Copy out each of the following items word for word, without the pictures.

-- Begin Listed records --

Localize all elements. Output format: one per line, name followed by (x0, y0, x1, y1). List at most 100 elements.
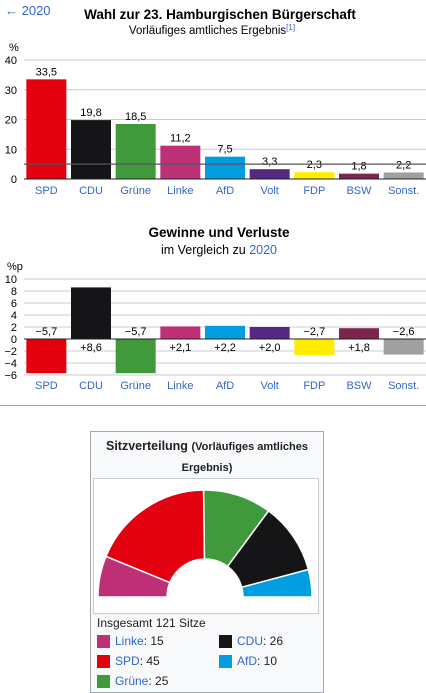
legend-party-link[interactable]: Linke (115, 634, 144, 648)
legend-swatch (97, 654, 110, 668)
change-category-label-fdp: FDP (303, 380, 325, 392)
legend-swatch (97, 674, 110, 688)
bar-cdu (71, 120, 111, 179)
legend-swatch (219, 634, 232, 648)
value-label-afd: 7,5 (217, 144, 232, 156)
legend-item-linke: Linke: 15 (97, 634, 164, 648)
change-value-label-bsw: +1,8 (348, 342, 370, 354)
category-label-sonst: Sonst. (388, 185, 419, 197)
bar-linke (160, 145, 201, 179)
change-bar-bsw (339, 328, 379, 339)
bar-afd (205, 156, 245, 179)
y-tick-label-2-6: 6 (11, 298, 17, 310)
change-value-label-cdu: +8,6 (80, 342, 102, 354)
vote-share-chart: 0 10 20 30 40 33,5 SPD 19,8 CDU 18,5 Grüne 11,2 Link… (5, 55, 426, 197)
legend-swatch (97, 634, 110, 648)
y-axis-unit-label: % (9, 42, 19, 54)
category-label-afd: AfD (216, 185, 234, 197)
y-tick-label-2--6: −6 (4, 370, 17, 382)
seat-distribution-title: Sitzverteilung (Vorläufiges amtliches Er… (105, 439, 308, 474)
change-bar-afd (205, 325, 245, 339)
category-label-spd: SPD (35, 185, 58, 197)
change-value-label-linke: +2,1 (169, 342, 191, 354)
bar-spd (26, 79, 67, 179)
y-tick-label-2-8: 8 (11, 286, 17, 298)
legend-item-gruene: Grüne: 25 (97, 674, 168, 688)
change-bar-gruene (115, 339, 156, 374)
category-label-linke: Linke (167, 185, 193, 197)
change-value-label-volt: +2,0 (259, 342, 281, 354)
bar-sonst (383, 172, 424, 179)
value-label-volt: 3,3 (262, 156, 277, 168)
legend-label: SPD: 45 (115, 654, 160, 668)
bar-gruene (115, 123, 156, 179)
change-category-label-gruene: Grüne (120, 380, 151, 392)
value-label-fdp: 2,3 (307, 159, 322, 171)
legend-label: Grüne: 25 (115, 674, 169, 688)
value-label-sonst: 2,2 (396, 159, 411, 171)
change-bar-spd (26, 339, 67, 374)
change-value-label-spd: −5,7 (35, 326, 57, 338)
chart-title: Wahl zur 23. Hamburgischen Bürgerschaft (84, 7, 356, 22)
change-value-label-afd: +2,2 (214, 342, 236, 354)
value-label-bsw: 1,8 (351, 161, 366, 173)
change-category-label-bsw: BSW (346, 380, 372, 392)
change-value-label-fdp: −2,7 (303, 326, 325, 338)
y-tick-label-40: 40 (5, 55, 17, 67)
change-value-label-gruene: −5,7 (125, 326, 147, 338)
legend-label: AfD: 10 (237, 654, 278, 668)
legend-swatch (219, 654, 232, 668)
bar-bsw (339, 173, 379, 179)
y-tick-label-10: 10 (5, 144, 17, 156)
category-label-fdp: FDP (303, 185, 325, 197)
category-label-bsw: BSW (346, 185, 372, 197)
legend-label: CDU: 26 (237, 634, 284, 648)
y-tick-label-30: 30 (5, 85, 17, 97)
category-label-gruene: Grüne (120, 185, 151, 197)
legend-item-cdu: CDU: 26 (219, 634, 283, 648)
legend-item-spd: SPD: 45 (97, 654, 160, 668)
total-seats-label: Insgesamt 121 Sitze (97, 616, 206, 630)
y-tick-label-20: 20 (5, 115, 17, 127)
legend-party-link[interactable]: Grüne (115, 674, 149, 688)
y-axis-unit-label-2: %p (7, 261, 23, 273)
seat-chart-frame (93, 478, 319, 614)
change-category-label-volt: Volt (260, 380, 278, 392)
value-label-spd: 33,5 (36, 66, 57, 78)
legend-party-link[interactable]: SPD (115, 654, 140, 668)
y-tick-label-2--2: −2 (4, 346, 17, 358)
category-label-cdu: CDU (79, 185, 103, 197)
comparison-year-link[interactable]: 2020 (249, 243, 277, 257)
legend-label: Linke: 15 (115, 634, 164, 648)
change-bar-volt (249, 327, 290, 339)
value-label-cdu: 19,8 (80, 107, 101, 119)
legend-party-link[interactable]: CDU (237, 634, 263, 648)
y-tick-label-2-4: 4 (11, 310, 17, 322)
gains-losses-title: Gewinne und Verluste (148, 225, 290, 240)
bar-volt (249, 169, 290, 179)
change-category-label-cdu: CDU (79, 380, 103, 392)
change-bar-cdu (71, 287, 111, 339)
chart-subtitle: Vorläufiges amtliches Ergebnis[1] (129, 23, 295, 37)
seat-distribution-box: Sitzverteilung (Vorläufiges amtliches Er… (90, 431, 324, 693)
change-bar-sonst (383, 339, 424, 355)
change-value-label-sonst: −2,6 (393, 326, 415, 338)
y-tick-label-2-0: 0 (11, 334, 17, 346)
change-bar-linke (160, 326, 201, 339)
value-label-linke: 11,2 (170, 133, 191, 145)
back-link[interactable]: ← 2020 (5, 3, 51, 18)
bar-fdp (294, 172, 335, 179)
y-tick-label-2--4: −4 (4, 358, 17, 370)
seat-segment-afd (240, 568, 313, 598)
results-charts: ← 2020 Wahl zur 23. Hamburgischen Bürger… (0, 3, 426, 406)
seat-segment-spd (105, 489, 206, 584)
seat-semicircle-chart (97, 489, 313, 598)
y-tick-label-2-2: 2 (11, 322, 17, 334)
category-label-volt: Volt (260, 185, 278, 197)
gains-losses-subtitle: im Vergleich zu 2020 (161, 243, 277, 257)
y-tick-label-0: 0 (11, 174, 17, 186)
change-bar-fdp (294, 339, 335, 356)
legend-party-link[interactable]: AfD (237, 654, 258, 668)
change-category-label-afd: AfD (216, 380, 234, 392)
footnote-link[interactable]: [1] (286, 23, 295, 32)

-- End Listed records --

Worked answer ->
Localize all elements. Output format: one per line, name followed by (x0, y0, x1, y1). List at most 100 elements.
legend-party-link[interactable]: Linke (115, 634, 144, 648)
legend-swatch (97, 654, 110, 668)
change-category-label-fdp: FDP (303, 380, 325, 392)
legend-swatch (97, 674, 110, 688)
bar-cdu (71, 120, 111, 179)
legend-swatch (219, 634, 232, 648)
value-label-afd: 7,5 (217, 144, 232, 156)
legend-item-linke: Linke: 15 (97, 634, 164, 648)
change-value-label-bsw: +1,8 (348, 342, 370, 354)
category-label-sonst: Sonst. (388, 185, 419, 197)
bar-linke (160, 145, 201, 179)
change-bar-bsw (339, 328, 379, 339)
bar-afd (205, 156, 245, 179)
y-tick-label-2-6: 6 (11, 298, 17, 310)
change-value-label-cdu: +8,6 (80, 342, 102, 354)
vote-share-chart: 0 10 20 30 40 33,5 SPD 19,8 CDU 18,5 Grüne 11,2 Link… (5, 55, 426, 197)
legend-swatch (97, 634, 110, 648)
y-axis-unit-label: % (9, 42, 19, 54)
category-label-afd: AfD (216, 185, 234, 197)
y-tick-label-2--6: −6 (4, 370, 17, 382)
seat-distribution-title: Sitzverteilung (Vorläufiges amtliches Er… (105, 439, 308, 474)
change-bar-afd (205, 325, 245, 339)
category-label-spd: SPD (35, 185, 58, 197)
change-value-label-linke: +2,1 (169, 342, 191, 354)
bar-spd (26, 79, 67, 179)
y-tick-label-2-8: 8 (11, 286, 17, 298)
legend-item-gruene: Grüne: 25 (97, 674, 168, 688)
change-bar-gruene (115, 339, 156, 374)
category-label-linke: Linke (167, 185, 193, 197)
change-value-label-volt: +2,0 (259, 342, 281, 354)
bar-sonst (383, 172, 424, 179)
value-label-volt: 3,3 (262, 156, 277, 168)
legend-label: SPD: 45 (115, 654, 160, 668)
bar-gruene (115, 123, 156, 179)
change-category-label-gruene: Grüne (120, 380, 151, 392)
value-label-fdp: 2,3 (307, 159, 322, 171)
legend-label: Grüne: 25 (115, 674, 169, 688)
value-label-sonst: 2,2 (396, 159, 411, 171)
change-bar-spd (26, 339, 67, 374)
change-value-label-spd: −5,7 (35, 326, 57, 338)
chart-title: Wahl zur 23. Hamburgischen Bürgerschaft (84, 7, 356, 22)
change-value-label-afd: +2,2 (214, 342, 236, 354)
value-label-bsw: 1,8 (351, 161, 366, 173)
change-category-label-bsw: BSW (346, 380, 372, 392)
change-value-label-fdp: −2,7 (303, 326, 325, 338)
y-tick-label-40: 40 (5, 55, 17, 67)
change-value-label-gruene: −5,7 (125, 326, 147, 338)
legend-label: AfD: 10 (237, 654, 278, 668)
legend-swatch (219, 654, 232, 668)
bar-bsw (339, 173, 379, 179)
y-tick-label-10: 10 (5, 144, 17, 156)
category-label-fdp: FDP (303, 185, 325, 197)
category-label-bsw: BSW (346, 185, 372, 197)
legend-label: CDU: 26 (237, 634, 284, 648)
y-tick-label-30: 30 (5, 85, 17, 97)
category-label-gruene: Grüne (120, 185, 151, 197)
legend-item-cdu: CDU: 26 (219, 634, 283, 648)
legend-item-spd: SPD: 45 (97, 654, 160, 668)
total-seats-label: Insgesamt 121 Sitze (97, 616, 206, 630)
y-tick-label-20: 20 (5, 115, 17, 127)
legend-party-link[interactable]: Grüne (115, 674, 149, 688)
y-axis-unit-label-2: %p (7, 261, 23, 273)
seat-chart-frame (93, 478, 319, 614)
change-category-label-volt: Volt (260, 380, 278, 392)
value-label-spd: 33,5 (36, 66, 57, 78)
legend-party-link[interactable]: SPD (115, 654, 140, 668)
y-tick-label-2--2: −2 (4, 346, 17, 358)
category-label-cdu: CDU (79, 185, 103, 197)
comparison-year-link[interactable]: 2020 (249, 243, 277, 257)
legend-label: Linke: 15 (115, 634, 164, 648)
change-bar-volt (249, 327, 290, 339)
value-label-cdu: 19,8 (80, 107, 101, 119)
legend-party-link[interactable]: CDU (237, 634, 263, 648)
y-tick-label-2-4: 4 (11, 310, 17, 322)
gains-losses-title: Gewinne und Verluste (148, 225, 290, 240)
bar-volt (249, 169, 290, 179)
change-category-label-cdu: CDU (79, 380, 103, 392)
change-bar-cdu (71, 287, 111, 339)
chart-subtitle: Vorläufiges amtliches Ergebnis[1] (129, 23, 295, 37)
seat-distribution-box: Sitzverteilung (Vorläufiges amtliches Er… (90, 431, 324, 693)
change-bar-sonst (383, 339, 424, 355)
change-value-label-sonst: −2,6 (393, 326, 415, 338)
y-tick-label-2-0: 0 (11, 334, 17, 346)
change-bar-linke (160, 326, 201, 339)
value-label-linke: 11,2 (170, 133, 191, 145)
back-link[interactable]: ← 2020 (5, 3, 51, 18)
bar-fdp (294, 172, 335, 179)
y-tick-label-2--4: −4 (4, 358, 17, 370)
seat-segment-afd (240, 568, 313, 598)
results-charts: ← 2020 Wahl zur 23. Hamburgischen Bürger… (0, 3, 426, 406)
seat-segment-spd (105, 489, 206, 584)
seat-semicircle-chart (97, 489, 313, 598)
y-tick-label-2-2: 2 (11, 322, 17, 334)
category-label-volt: Volt (260, 185, 278, 197)
gains-losses-subtitle: im Vergleich zu 2020 (161, 243, 277, 257)
y-tick-label-0: 0 (11, 174, 17, 186)
change-bar-fdp (294, 339, 335, 356)
legend-party-link[interactable]: AfD (237, 654, 258, 668)
change-category-label-afd: AfD (216, 380, 234, 392)
footnote-link[interactable]: [1] (286, 23, 295, 32)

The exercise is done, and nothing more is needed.